(TO DO)
Repeat only the lines from the one holding "Transcribe this image's" down to the last line of the listing below, including both of those lines.

(A block of data)
◇ ◇ ◇ ◇ ◇ ◇ ◇

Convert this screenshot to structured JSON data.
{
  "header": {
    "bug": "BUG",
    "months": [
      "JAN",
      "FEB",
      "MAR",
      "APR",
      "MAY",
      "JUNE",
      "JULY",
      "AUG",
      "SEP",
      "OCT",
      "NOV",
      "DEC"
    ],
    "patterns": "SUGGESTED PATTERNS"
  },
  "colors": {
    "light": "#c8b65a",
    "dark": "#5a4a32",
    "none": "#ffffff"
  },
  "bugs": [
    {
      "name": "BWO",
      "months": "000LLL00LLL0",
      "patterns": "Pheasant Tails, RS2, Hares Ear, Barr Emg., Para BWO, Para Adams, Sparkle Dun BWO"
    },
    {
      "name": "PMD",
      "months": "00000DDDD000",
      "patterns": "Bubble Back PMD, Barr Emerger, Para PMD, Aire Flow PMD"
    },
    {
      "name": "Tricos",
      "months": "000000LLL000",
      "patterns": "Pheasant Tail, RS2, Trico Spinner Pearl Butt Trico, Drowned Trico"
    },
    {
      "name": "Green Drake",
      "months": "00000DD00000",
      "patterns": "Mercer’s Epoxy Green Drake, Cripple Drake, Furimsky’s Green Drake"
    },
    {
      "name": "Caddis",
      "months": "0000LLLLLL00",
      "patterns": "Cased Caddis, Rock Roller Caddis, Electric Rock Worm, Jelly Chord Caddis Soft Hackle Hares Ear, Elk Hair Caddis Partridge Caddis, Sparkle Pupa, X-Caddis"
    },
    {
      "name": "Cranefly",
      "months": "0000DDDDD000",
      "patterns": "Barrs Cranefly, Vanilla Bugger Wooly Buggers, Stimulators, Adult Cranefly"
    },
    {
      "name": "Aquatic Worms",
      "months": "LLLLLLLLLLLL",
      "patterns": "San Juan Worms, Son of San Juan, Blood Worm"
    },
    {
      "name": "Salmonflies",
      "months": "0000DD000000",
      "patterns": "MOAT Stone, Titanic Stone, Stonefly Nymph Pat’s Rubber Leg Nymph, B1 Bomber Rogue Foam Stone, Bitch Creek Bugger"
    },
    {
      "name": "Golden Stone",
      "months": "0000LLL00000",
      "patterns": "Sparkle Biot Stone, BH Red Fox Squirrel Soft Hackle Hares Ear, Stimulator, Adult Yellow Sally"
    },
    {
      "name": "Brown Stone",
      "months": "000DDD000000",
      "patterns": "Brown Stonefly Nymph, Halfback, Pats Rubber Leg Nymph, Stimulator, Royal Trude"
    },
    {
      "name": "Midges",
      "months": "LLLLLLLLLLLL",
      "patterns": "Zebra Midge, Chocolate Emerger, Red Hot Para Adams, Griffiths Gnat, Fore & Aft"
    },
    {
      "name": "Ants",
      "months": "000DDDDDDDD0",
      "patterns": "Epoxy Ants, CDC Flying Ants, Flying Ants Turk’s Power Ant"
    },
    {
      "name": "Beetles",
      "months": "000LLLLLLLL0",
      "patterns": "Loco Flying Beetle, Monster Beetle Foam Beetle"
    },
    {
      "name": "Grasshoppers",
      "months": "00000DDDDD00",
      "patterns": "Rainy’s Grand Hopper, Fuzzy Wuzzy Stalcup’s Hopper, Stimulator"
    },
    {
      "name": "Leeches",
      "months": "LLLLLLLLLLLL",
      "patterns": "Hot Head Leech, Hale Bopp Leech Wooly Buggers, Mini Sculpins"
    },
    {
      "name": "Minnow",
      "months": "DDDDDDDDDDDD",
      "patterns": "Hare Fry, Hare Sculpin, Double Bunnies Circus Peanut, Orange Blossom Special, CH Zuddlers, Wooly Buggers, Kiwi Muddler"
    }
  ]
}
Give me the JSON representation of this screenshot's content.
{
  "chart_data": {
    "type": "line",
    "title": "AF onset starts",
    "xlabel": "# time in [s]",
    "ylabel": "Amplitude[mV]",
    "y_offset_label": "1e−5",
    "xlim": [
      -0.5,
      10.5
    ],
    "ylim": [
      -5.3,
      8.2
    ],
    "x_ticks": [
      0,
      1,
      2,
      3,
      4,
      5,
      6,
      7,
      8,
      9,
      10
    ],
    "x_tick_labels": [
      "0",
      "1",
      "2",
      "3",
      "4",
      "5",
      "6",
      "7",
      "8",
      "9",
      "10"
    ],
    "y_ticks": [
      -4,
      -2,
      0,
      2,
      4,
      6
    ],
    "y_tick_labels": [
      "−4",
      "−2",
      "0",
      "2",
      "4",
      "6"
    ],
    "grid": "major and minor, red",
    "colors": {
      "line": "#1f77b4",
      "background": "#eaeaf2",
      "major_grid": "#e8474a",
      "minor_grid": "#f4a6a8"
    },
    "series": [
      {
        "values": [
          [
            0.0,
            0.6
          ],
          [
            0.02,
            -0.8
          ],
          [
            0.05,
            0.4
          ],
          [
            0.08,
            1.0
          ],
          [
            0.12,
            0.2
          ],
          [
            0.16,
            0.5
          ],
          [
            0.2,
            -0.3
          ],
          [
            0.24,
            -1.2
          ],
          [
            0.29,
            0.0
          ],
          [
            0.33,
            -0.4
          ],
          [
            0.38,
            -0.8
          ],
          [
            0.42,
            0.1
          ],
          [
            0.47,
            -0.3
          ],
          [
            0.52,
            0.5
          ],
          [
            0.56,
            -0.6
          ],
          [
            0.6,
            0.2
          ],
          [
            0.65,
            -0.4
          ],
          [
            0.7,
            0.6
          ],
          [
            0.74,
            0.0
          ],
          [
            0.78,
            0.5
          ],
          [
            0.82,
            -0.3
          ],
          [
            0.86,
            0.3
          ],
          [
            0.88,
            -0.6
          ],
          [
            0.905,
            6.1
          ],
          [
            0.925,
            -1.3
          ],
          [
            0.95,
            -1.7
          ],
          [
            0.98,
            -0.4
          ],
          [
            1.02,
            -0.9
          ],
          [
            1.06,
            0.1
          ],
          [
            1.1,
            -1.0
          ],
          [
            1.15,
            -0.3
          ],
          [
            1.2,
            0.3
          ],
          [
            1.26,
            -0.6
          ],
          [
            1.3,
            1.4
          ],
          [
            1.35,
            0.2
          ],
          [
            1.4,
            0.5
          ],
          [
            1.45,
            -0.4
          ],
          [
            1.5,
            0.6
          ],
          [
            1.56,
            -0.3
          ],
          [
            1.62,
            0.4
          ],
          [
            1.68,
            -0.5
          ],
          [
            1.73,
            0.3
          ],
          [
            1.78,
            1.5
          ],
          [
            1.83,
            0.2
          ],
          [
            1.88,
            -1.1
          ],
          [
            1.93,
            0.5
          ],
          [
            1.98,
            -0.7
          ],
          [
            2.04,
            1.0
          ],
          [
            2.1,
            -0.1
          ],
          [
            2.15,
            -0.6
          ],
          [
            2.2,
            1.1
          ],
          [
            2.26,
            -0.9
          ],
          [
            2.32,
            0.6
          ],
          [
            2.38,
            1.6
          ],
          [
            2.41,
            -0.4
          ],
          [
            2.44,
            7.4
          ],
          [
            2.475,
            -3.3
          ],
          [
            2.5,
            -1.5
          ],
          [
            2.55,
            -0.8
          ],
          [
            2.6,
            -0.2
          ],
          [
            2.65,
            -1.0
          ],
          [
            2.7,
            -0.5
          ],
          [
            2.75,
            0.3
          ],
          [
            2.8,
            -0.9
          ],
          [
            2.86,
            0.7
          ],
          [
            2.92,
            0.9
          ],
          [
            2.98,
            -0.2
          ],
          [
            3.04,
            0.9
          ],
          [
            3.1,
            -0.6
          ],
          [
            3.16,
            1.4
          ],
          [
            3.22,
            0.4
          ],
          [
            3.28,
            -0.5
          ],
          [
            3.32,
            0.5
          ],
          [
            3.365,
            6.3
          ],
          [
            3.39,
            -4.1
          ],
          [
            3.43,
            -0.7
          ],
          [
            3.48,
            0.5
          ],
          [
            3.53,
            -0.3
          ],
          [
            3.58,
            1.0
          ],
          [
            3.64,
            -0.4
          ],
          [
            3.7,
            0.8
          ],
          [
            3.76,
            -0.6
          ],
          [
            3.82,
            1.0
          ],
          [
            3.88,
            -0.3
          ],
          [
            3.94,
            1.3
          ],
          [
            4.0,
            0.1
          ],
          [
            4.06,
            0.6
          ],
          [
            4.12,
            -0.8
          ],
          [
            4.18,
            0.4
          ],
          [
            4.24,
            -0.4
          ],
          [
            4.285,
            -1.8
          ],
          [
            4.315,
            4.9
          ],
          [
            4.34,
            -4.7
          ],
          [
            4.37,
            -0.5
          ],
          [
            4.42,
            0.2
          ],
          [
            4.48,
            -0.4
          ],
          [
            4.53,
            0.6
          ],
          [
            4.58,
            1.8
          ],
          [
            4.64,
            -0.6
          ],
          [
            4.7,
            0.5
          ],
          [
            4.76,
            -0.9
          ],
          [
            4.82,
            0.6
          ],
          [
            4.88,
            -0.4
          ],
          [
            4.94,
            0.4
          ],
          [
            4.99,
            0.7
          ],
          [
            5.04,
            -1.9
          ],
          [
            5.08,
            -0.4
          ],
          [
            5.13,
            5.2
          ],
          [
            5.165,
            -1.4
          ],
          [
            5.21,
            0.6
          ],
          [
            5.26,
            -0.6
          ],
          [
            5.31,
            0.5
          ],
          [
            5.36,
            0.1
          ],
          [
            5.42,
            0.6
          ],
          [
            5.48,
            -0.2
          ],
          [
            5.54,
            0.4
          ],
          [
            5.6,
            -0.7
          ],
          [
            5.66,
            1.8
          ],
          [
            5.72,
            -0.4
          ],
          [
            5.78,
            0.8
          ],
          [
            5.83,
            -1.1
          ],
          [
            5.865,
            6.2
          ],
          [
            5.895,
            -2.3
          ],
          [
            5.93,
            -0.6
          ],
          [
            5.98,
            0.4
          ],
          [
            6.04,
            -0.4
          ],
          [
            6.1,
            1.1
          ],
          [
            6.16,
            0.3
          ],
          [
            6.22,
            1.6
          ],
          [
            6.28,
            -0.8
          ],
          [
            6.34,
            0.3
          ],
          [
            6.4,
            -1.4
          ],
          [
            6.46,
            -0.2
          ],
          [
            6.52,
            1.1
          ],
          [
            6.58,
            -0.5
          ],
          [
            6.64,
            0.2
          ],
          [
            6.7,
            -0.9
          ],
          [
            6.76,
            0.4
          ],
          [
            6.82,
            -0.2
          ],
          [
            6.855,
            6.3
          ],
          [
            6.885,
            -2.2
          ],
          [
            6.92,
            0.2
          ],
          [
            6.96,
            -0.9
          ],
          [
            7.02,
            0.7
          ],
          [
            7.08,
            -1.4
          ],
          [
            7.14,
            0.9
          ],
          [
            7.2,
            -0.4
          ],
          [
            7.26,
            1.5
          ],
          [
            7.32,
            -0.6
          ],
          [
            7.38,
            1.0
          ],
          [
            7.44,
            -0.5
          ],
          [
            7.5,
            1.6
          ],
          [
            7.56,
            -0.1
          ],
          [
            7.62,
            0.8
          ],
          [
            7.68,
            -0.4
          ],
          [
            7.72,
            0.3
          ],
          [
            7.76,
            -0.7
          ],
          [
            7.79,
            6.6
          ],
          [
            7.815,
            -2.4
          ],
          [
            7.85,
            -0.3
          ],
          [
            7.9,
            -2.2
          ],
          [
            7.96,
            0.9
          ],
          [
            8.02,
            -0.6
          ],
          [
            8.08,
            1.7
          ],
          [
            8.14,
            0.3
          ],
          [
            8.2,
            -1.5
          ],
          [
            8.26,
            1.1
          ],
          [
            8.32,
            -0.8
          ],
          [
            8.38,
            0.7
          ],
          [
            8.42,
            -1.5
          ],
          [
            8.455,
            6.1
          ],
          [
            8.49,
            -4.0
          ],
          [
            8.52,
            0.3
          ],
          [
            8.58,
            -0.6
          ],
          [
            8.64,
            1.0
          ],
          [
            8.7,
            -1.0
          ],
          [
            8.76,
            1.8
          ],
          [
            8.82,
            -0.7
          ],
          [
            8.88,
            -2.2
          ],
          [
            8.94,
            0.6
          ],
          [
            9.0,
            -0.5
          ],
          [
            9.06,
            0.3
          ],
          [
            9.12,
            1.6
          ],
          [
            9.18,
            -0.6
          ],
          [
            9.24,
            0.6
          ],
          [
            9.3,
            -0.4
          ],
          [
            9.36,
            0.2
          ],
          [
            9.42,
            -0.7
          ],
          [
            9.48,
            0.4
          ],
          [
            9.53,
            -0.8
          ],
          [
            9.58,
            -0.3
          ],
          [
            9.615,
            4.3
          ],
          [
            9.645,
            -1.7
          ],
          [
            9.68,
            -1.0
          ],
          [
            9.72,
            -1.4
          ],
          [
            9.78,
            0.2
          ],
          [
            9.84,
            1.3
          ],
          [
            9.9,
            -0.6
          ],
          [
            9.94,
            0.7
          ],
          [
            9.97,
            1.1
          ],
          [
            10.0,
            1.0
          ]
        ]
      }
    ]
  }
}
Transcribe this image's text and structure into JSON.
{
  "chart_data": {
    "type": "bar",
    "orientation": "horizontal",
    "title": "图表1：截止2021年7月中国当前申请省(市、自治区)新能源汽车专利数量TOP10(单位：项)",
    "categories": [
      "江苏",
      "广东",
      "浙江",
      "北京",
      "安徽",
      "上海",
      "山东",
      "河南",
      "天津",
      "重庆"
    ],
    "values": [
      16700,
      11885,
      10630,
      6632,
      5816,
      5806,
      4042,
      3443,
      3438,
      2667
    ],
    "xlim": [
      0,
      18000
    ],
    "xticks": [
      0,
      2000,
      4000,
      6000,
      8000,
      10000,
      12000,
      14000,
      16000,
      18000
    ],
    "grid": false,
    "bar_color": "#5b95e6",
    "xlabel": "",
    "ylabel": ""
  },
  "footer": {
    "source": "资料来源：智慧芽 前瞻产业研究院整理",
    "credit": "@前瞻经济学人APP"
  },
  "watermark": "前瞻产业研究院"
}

◇ ◇ ◇ ◇ ◇ ◇ ◇

(RESULT OF THIS TASK)
Transcribe this image's text and structure into JSON.
{
  "chart_data": {
    "type": "bar",
    "orientation": "horizontal",
    "title": "图表1：截止2021年7月中国当前申请省(市、自治区)新能源汽车专利数量TOP10(单位：项)",
    "categories": [
      "江苏",
      "广东",
      "浙江",
      "北京",
      "安徽",
      "上海",
      "山东",
      "河南",
      "天津",
      "重庆"
    ],
    "values": [
      16700,
      11885,
      10630,
      6632,
      5816,
      5806,
      4042,
      3443,
      3438,
      2667
    ],
    "xlim": [
      0,
      18000
    ],
    "xticks": [
      0,
      2000,
      4000,
      6000,
      8000,
      10000,
      12000,
      14000,
      16000,
      18000
    ],
    "grid": false,
    "bar_color": "#5b95e6",
    "xlabel": "",
    "ylabel": ""
  },
  "footer": {
    "source": "资料来源：智慧芽 前瞻产业研究院整理",
    "credit": "@前瞻经济学人APP"
  },
  "watermark": "前瞻产业研究院"
}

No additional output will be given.